Task description
Reproduce the lines below verbatim, starting at the line containing "Patent image size: (803, 1023)." and ending at the line containing "The rotational axis W is at (452, 490).", both included.

▼▼▼

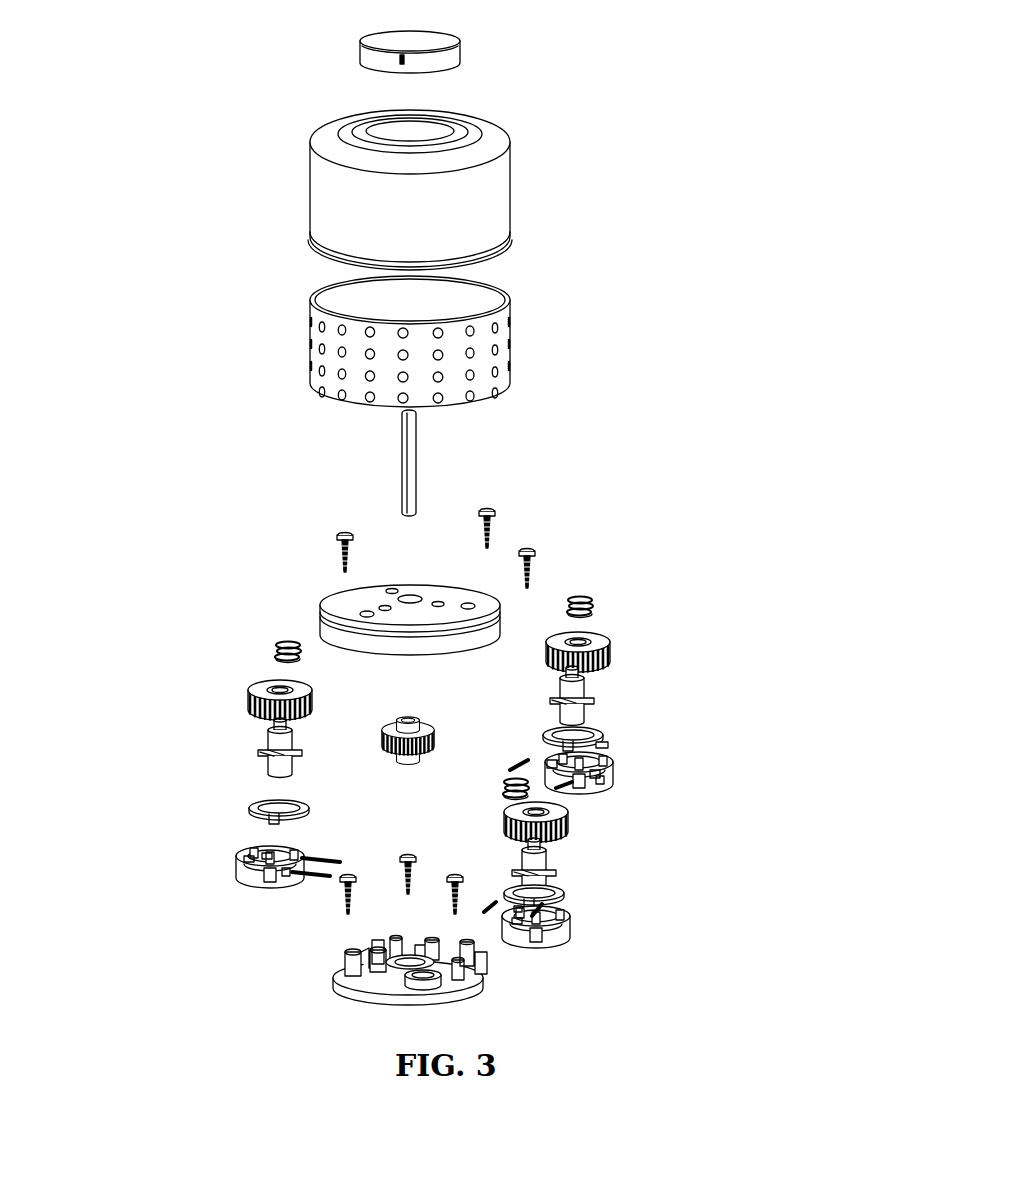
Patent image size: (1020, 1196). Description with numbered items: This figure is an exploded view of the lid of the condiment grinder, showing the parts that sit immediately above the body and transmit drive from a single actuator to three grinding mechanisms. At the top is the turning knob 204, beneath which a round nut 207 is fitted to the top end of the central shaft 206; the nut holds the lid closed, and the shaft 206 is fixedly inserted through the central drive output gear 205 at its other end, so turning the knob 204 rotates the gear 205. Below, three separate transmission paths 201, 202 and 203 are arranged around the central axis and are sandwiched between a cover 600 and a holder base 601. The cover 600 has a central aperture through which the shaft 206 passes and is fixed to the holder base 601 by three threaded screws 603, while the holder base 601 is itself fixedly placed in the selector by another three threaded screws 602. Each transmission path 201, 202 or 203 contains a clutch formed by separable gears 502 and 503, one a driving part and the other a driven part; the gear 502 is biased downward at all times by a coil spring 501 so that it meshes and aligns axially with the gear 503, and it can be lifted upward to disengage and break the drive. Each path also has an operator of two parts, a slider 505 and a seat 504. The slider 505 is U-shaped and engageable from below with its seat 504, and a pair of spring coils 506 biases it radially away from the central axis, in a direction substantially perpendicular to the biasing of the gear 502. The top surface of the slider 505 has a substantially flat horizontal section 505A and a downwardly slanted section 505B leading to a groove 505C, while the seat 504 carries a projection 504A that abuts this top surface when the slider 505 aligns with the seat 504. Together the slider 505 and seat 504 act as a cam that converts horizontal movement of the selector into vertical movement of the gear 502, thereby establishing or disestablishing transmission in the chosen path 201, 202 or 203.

The transmission path 201 is at (158, 640).
The transmission path 202 is at (646, 815).
The transmission path 203 is at (725, 585).
The turning knob 204 is at (548, 30).
The central drive output gear 205 is at (430, 732).
The central shaft 206 is at (409, 456).
The round nut 207 is at (452, 40).
The coil spring 501 is at (282, 648).
The gear 502 is at (250, 702).
The gear 503 is at (272, 747).
The seat 504 is at (258, 808).
The projection 504A is at (606, 744).
The slider 505 is at (244, 876).
The flat horizontal section 505A is at (244, 852).
The downwardly slanted section 505B is at (282, 852).
The groove 505C is at (284, 876).
The spring coils 506 is at (319, 860).
The cover 600 is at (325, 626).
The holder base 601 is at (478, 990).
The threaded screws 602 is at (362, 858).
The threaded screws 603 is at (338, 552).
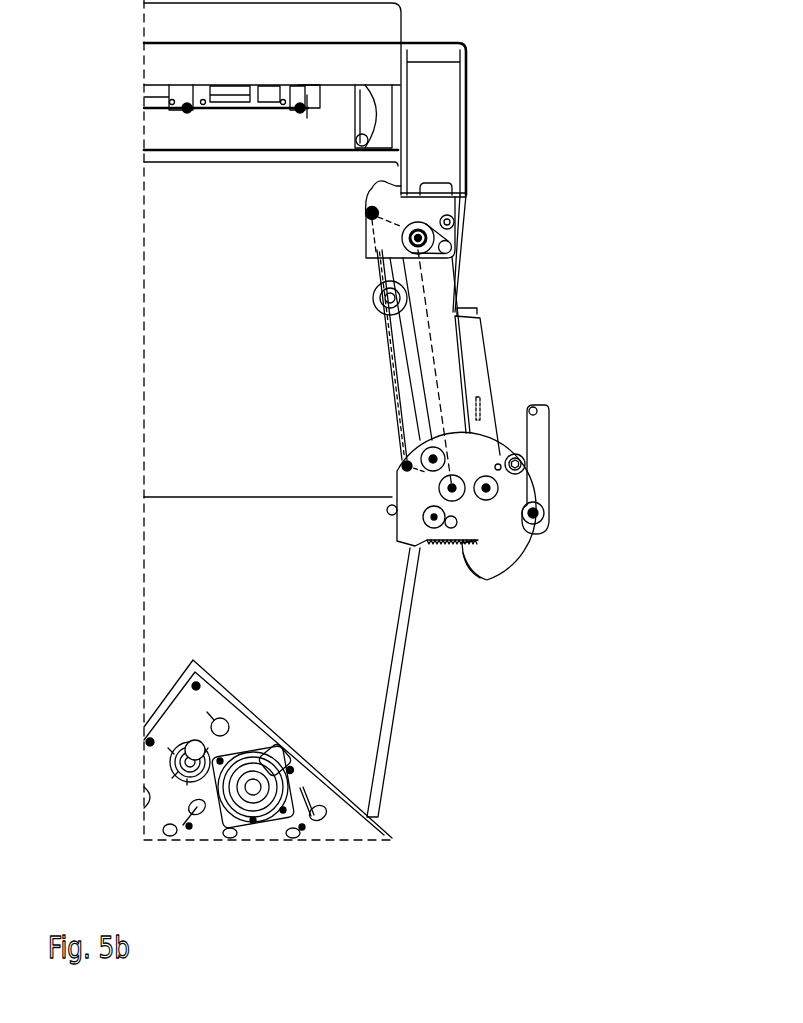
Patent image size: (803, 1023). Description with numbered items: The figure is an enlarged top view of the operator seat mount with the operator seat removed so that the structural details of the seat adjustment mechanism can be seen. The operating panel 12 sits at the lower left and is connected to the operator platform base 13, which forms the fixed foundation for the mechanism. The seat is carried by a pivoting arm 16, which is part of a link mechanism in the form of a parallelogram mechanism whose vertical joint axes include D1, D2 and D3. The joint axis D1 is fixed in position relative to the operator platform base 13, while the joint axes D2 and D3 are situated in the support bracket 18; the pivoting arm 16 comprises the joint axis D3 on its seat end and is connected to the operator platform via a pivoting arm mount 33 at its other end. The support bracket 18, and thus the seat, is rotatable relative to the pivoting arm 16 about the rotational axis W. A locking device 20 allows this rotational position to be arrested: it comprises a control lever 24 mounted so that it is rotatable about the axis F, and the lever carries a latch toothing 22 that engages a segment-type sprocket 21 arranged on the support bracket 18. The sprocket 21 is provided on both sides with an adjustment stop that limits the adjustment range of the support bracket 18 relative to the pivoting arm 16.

The operating panel 12 is at (323, 822).
The operator platform base 13 is at (357, 730).
The pivoting arm 16 is at (433, 300).
The support bracket 18 is at (472, 465).
The locking device 20 is at (590, 414).
The segment-type sprocket 21 is at (443, 545).
The latch toothing 22 is at (467, 545).
The control lever 24 is at (540, 493).
The pivoting arm mount 33 is at (443, 212).
The joint axis D1 is at (372, 213).
The joint axis D2 is at (405, 468).
The joint axis D3 is at (455, 492).
The axis F is at (548, 512).
The rotational axis W is at (452, 490).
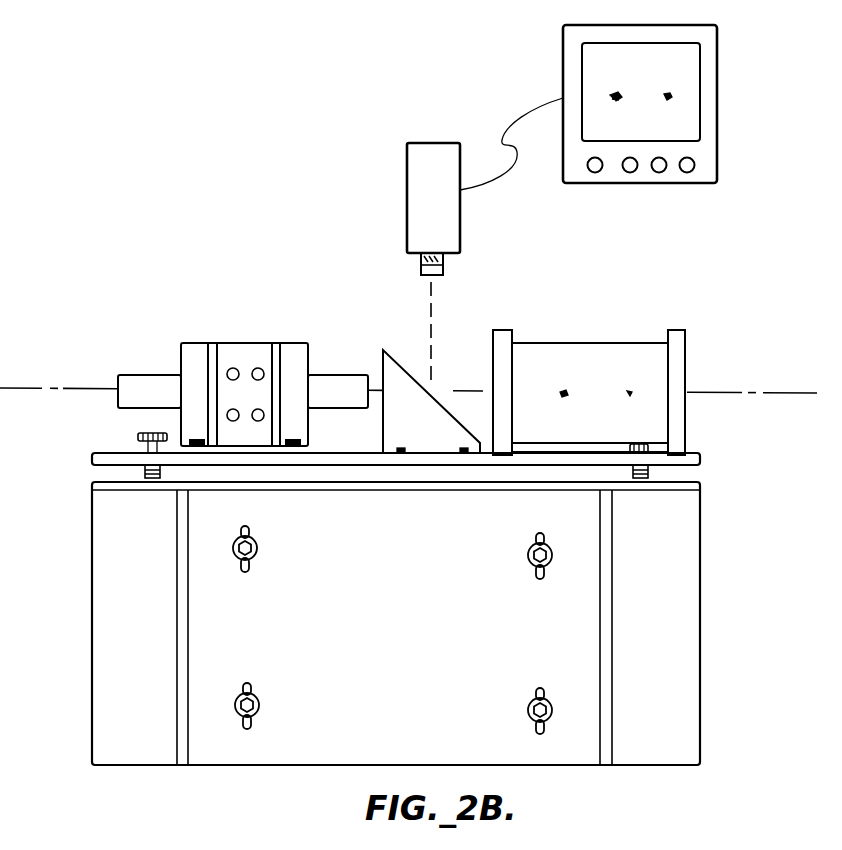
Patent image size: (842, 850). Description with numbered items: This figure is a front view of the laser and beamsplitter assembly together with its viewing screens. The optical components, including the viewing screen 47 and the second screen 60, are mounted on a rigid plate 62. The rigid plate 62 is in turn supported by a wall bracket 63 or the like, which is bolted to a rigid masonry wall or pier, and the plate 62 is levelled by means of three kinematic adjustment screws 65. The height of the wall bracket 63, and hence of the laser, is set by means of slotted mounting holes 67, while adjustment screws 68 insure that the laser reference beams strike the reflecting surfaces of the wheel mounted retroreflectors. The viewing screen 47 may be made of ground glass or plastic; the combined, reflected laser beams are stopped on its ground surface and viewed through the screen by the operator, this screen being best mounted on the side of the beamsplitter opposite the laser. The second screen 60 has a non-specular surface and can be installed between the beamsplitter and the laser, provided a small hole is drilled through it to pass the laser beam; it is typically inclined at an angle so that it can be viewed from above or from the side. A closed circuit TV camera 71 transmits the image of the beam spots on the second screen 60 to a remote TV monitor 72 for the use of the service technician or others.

▲▲▲

Correct result
Patent image size: (803, 1023). Description with numbered items: The figure is an enlarged top view of the operator seat mount with the operator seat removed so that the structural details of the seat adjustment mechanism can be seen. The operating panel 12 sits at the lower left and is connected to the operator platform base 13, which forms the fixed foundation for the mechanism. The seat is carried by a pivoting arm 16, which is part of a link mechanism in the form of a parallelogram mechanism whose vertical joint axes include D1, D2 and D3. The joint axis D1 is fixed in position relative to the operator platform base 13, while the joint axes D2 and D3 are situated in the support bracket 18; the pivoting arm 16 comprises the joint axis D3 on its seat end and is connected to the operator platform via a pivoting arm mount 33 at its other end. The support bracket 18, and thus the seat, is rotatable relative to the pivoting arm 16 about the rotational axis W. A locking device 20 allows this rotational position to be arrested: it comprises a control lever 24 mounted so that it is rotatable about the axis F, and the lever carries a latch toothing 22 that engages a segment-type sprocket 21 arranged on the support bracket 18. The sprocket 21 is provided on both sides with an adjustment stop that limits the adjustment range of the support bracket 18 relative to the pivoting arm 16.

The operating panel 12 is at (323, 822).
The operator platform base 13 is at (357, 730).
The pivoting arm 16 is at (433, 300).
The support bracket 18 is at (472, 465).
The locking device 20 is at (590, 414).
The segment-type sprocket 21 is at (443, 545).
The latch toothing 22 is at (467, 545).
The control lever 24 is at (540, 493).
The pivoting arm mount 33 is at (443, 212).
The joint axis D1 is at (372, 213).
The joint axis D2 is at (405, 468).
The joint axis D3 is at (455, 492).
The axis F is at (548, 512).
The rotational axis W is at (452, 490).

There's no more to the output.